* _What to produce_
What number of lines hold the word "forme"? State that number and nothing besides.

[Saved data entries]

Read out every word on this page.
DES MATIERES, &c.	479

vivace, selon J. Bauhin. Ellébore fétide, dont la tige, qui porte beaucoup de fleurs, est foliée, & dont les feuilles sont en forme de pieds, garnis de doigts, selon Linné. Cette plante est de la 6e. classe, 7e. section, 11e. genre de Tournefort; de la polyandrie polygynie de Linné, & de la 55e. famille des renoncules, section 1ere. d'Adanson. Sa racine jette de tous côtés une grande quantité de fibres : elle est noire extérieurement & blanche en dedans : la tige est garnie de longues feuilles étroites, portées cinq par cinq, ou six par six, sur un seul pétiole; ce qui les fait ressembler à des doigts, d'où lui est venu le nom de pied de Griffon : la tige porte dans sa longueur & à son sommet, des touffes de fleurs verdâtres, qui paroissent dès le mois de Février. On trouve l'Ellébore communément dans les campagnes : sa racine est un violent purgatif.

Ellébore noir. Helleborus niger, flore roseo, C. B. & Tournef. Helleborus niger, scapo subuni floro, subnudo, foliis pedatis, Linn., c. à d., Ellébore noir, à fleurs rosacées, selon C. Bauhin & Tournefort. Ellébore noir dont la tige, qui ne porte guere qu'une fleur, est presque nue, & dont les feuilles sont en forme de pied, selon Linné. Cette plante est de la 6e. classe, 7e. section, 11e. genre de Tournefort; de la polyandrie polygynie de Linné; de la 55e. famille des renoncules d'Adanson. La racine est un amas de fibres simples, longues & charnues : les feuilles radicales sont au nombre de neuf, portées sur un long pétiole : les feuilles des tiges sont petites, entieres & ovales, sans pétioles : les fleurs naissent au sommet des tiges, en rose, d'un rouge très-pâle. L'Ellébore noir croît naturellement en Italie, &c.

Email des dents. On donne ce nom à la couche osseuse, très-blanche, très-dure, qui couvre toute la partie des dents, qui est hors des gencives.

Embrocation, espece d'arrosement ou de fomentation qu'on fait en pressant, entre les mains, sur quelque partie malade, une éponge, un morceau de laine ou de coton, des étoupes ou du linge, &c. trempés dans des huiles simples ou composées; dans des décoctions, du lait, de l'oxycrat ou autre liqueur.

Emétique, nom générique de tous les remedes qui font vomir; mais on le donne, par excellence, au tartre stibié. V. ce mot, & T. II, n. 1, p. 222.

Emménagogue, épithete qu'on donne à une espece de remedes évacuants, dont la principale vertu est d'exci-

* _Task answer_
2